## WHAT TO DO
Nothing other than the lines from the one containing "OCR this image." through the close of the entries below should be printed, each exactly.
* BEGIN *
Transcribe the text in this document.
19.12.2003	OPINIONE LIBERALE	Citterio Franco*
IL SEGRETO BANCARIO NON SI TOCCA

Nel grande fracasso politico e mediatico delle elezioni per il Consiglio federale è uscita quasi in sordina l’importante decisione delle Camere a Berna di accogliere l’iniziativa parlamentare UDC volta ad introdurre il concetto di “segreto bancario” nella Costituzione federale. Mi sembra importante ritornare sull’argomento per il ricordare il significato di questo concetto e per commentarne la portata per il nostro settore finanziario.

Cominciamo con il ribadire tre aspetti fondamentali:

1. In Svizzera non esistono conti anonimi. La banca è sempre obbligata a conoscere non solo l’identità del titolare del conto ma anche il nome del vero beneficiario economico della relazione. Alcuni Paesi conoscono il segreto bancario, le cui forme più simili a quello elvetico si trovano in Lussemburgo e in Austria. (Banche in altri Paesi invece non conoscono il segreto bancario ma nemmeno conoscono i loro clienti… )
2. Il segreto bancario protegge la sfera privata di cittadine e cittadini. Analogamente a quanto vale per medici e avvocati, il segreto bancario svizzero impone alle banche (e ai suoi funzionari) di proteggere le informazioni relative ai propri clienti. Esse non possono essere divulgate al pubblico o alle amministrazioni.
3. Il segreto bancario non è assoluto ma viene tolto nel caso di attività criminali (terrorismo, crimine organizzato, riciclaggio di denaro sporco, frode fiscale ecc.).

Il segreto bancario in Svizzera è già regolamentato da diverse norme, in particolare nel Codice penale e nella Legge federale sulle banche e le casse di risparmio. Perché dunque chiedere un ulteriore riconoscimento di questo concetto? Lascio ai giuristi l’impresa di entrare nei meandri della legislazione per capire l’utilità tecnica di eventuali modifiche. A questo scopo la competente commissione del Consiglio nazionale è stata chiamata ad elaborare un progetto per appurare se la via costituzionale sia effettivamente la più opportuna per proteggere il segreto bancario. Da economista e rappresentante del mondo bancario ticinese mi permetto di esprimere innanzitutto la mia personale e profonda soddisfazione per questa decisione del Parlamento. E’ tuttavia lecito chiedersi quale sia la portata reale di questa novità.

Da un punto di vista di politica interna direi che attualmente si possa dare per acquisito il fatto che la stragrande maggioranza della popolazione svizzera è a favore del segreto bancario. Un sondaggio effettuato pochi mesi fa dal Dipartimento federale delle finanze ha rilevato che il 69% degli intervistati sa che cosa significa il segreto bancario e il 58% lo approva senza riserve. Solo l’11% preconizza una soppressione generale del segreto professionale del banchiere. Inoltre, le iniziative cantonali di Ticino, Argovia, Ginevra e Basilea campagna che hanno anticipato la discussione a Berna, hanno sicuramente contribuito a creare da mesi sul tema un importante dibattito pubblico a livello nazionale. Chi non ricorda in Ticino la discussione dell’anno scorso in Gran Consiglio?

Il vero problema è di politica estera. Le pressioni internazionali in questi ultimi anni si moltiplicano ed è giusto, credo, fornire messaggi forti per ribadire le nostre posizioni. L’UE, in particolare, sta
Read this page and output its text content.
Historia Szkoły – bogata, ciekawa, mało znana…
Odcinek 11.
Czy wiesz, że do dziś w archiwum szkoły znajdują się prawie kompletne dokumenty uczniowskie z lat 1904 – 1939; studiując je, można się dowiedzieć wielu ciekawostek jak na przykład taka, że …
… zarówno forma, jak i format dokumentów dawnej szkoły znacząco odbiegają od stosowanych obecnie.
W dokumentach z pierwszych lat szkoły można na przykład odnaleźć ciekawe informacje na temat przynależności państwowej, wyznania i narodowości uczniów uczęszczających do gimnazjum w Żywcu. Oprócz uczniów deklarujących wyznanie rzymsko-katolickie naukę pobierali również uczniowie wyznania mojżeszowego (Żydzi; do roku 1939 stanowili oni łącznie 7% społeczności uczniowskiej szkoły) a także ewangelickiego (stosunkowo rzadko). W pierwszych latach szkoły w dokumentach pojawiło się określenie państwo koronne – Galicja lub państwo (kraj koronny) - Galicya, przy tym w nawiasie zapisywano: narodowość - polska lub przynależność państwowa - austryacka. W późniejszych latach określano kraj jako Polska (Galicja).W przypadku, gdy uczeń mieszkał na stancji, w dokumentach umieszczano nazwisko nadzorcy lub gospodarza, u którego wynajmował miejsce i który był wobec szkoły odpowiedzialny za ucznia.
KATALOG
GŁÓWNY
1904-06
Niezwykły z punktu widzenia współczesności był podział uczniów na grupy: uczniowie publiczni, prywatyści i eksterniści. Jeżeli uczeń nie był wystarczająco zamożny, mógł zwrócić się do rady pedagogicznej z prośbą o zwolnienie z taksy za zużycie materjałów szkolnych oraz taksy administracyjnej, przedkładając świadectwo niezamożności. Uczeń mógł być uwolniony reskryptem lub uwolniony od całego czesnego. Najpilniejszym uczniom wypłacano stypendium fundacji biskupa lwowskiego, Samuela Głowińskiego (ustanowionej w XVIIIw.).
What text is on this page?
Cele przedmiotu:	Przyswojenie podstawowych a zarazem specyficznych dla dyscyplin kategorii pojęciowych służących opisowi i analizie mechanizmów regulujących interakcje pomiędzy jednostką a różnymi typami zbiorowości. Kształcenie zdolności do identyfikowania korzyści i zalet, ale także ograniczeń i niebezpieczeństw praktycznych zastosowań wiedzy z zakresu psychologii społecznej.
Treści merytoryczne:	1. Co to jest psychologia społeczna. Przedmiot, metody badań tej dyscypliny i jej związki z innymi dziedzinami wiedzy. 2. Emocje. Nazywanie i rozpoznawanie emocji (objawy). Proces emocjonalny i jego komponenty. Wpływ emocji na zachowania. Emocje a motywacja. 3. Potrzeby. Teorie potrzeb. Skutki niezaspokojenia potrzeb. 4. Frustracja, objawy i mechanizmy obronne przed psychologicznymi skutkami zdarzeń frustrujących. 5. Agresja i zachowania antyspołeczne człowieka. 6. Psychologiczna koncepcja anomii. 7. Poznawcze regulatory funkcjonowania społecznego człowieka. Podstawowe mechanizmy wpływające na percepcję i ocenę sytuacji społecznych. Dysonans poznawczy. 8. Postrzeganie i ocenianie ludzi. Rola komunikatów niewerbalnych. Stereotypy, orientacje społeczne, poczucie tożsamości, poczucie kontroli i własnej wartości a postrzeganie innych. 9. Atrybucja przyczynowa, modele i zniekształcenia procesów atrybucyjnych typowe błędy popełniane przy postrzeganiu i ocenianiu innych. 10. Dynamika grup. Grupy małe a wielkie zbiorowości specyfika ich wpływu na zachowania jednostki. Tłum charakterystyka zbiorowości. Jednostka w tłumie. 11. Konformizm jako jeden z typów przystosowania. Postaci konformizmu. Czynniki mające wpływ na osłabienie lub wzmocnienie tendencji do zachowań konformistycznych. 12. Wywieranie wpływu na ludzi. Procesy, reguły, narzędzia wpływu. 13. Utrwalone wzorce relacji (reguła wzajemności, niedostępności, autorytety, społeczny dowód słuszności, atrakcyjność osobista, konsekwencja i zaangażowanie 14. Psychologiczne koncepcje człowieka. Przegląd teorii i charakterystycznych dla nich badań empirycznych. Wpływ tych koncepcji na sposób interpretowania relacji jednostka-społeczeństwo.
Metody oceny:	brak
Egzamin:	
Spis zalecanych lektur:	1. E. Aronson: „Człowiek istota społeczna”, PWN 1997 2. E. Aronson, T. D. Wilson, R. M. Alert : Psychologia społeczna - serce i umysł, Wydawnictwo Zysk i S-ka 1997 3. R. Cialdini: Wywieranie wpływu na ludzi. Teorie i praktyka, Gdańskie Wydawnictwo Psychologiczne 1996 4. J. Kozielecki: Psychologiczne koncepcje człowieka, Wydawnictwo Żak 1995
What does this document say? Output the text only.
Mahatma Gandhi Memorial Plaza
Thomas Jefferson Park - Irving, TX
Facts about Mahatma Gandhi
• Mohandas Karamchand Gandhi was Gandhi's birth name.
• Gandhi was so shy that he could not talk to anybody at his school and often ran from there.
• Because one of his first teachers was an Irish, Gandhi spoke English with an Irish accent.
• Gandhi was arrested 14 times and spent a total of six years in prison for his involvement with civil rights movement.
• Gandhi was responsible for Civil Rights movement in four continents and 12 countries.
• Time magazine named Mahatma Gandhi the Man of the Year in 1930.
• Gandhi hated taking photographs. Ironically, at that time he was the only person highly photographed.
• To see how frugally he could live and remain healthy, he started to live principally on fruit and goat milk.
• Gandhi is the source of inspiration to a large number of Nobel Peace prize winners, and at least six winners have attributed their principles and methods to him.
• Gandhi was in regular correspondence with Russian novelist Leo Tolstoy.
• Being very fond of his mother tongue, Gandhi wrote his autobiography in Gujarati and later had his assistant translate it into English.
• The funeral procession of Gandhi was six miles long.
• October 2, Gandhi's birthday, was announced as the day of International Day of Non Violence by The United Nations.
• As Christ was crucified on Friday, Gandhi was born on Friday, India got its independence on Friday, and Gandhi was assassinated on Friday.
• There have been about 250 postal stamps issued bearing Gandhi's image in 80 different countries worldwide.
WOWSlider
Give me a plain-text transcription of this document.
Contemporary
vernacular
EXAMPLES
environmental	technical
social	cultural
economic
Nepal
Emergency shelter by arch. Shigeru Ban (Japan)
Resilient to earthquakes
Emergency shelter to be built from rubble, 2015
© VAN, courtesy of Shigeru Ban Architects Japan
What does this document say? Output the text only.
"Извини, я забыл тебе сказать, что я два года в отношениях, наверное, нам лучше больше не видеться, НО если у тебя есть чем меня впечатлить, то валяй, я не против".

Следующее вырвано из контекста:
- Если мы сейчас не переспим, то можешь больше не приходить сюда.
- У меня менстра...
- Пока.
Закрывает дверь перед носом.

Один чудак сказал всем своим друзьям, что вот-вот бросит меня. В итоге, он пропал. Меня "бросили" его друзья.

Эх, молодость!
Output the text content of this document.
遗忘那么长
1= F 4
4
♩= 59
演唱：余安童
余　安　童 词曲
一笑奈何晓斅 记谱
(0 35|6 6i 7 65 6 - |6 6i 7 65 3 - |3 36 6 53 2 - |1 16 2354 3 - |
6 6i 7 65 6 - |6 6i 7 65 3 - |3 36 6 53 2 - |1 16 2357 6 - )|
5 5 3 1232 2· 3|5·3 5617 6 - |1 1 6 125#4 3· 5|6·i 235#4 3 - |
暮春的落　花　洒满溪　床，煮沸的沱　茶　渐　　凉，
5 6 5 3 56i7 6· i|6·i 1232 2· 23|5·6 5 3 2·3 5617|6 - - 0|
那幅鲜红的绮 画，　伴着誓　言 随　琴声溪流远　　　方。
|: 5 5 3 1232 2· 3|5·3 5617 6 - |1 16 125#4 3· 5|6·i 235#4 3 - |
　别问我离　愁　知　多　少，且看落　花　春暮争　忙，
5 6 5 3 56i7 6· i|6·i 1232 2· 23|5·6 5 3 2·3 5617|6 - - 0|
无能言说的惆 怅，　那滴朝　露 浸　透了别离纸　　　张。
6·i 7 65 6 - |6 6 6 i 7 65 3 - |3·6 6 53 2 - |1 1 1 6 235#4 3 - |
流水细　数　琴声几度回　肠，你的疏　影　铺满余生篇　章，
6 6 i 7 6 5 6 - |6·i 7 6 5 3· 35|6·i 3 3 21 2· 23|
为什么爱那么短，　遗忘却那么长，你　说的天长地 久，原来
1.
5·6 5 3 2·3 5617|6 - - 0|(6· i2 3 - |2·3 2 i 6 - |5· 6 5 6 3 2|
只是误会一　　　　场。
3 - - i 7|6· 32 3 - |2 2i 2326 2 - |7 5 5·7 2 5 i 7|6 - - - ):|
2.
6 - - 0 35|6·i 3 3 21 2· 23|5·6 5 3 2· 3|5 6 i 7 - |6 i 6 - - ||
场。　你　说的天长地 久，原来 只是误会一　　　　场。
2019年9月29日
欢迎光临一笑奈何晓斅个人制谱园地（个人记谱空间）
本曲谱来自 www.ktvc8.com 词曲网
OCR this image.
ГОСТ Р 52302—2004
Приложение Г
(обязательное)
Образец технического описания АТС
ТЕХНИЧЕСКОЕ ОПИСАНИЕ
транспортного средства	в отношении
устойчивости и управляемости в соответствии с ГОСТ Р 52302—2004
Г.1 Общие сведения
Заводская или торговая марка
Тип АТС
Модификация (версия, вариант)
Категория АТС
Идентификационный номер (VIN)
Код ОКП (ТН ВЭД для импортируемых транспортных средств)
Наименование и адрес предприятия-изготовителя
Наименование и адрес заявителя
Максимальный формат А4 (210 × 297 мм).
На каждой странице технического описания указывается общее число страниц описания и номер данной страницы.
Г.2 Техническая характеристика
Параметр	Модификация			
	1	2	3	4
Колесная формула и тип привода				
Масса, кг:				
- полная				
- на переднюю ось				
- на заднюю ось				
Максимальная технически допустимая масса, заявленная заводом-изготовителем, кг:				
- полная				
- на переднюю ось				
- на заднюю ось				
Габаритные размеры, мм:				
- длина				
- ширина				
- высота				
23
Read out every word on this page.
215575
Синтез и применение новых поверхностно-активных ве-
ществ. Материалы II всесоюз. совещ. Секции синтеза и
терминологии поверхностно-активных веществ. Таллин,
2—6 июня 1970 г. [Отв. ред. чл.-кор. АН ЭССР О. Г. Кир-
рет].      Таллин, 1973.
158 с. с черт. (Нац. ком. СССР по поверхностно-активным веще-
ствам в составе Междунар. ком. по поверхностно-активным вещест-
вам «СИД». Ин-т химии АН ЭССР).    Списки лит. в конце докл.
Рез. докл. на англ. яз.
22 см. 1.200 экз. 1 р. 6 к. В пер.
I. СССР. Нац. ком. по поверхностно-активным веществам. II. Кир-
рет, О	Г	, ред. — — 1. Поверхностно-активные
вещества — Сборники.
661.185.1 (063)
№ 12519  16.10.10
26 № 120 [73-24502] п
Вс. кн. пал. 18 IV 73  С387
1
* END *
## SOLUTION TO THIS EXERCISE
OCR this image.
ГОСТ Р 52302—2004
Приложение Г
(обязательное)
Образец технического описания АТС
ТЕХНИЧЕСКОЕ ОПИСАНИЕ
транспортного средства	в отношении
устойчивости и управляемости в соответствии с ГОСТ Р 52302—2004
Г.1 Общие сведения
Заводская или торговая марка
Тип АТС
Модификация (версия, вариант)
Категория АТС
Идентификационный номер (VIN)
Код ОКП (ТН ВЭД для импортируемых транспортных средств)
Наименование и адрес предприятия-изготовителя
Наименование и адрес заявителя
Максимальный формат А4 (210 × 297 мм).
На каждой странице технического описания указывается общее число страниц описания и номер данной страницы.
Г.2 Техническая характеристика
Параметр	Модификация			
	1	2	3	4
Колесная формула и тип привода				
Масса, кг:				
- полная				
- на переднюю ось				
- на заднюю ось				
Максимальная технически допустимая масса, заявленная заводом-изготовителем, кг:				
- полная				
- на переднюю ось				
- на заднюю ось				
Габаритные размеры, мм:				
- длина				
- ширина				
- высота				
23
Read out every word on this page.
215575
Синтез и применение новых поверхностно-активных ве-
ществ. Материалы II всесоюз. совещ. Секции синтеза и
терминологии поверхностно-активных веществ. Таллин,
2—6 июня 1970 г. [Отв. ред. чл.-кор. АН ЭССР О. Г. Кир-
рет].      Таллин, 1973.
158 с. с черт. (Нац. ком. СССР по поверхностно-активным веще-
ствам в составе Междунар. ком. по поверхностно-активным вещест-
вам «СИД». Ин-т химии АН ЭССР).    Списки лит. в конце докл.
Рез. докл. на англ. яз.
22 см. 1.200 экз. 1 р. 6 к. В пер.
I. СССР. Нац. ком. по поверхностно-активным веществам. II. Кир-
рет, О	Г	, ред. — — 1. Поверхностно-активные
вещества — Сборники.
661.185.1 (063)
№ 12519  16.10.10
26 № 120 [73-24502] п
Вс. кн. пал. 18 IV 73  С387
1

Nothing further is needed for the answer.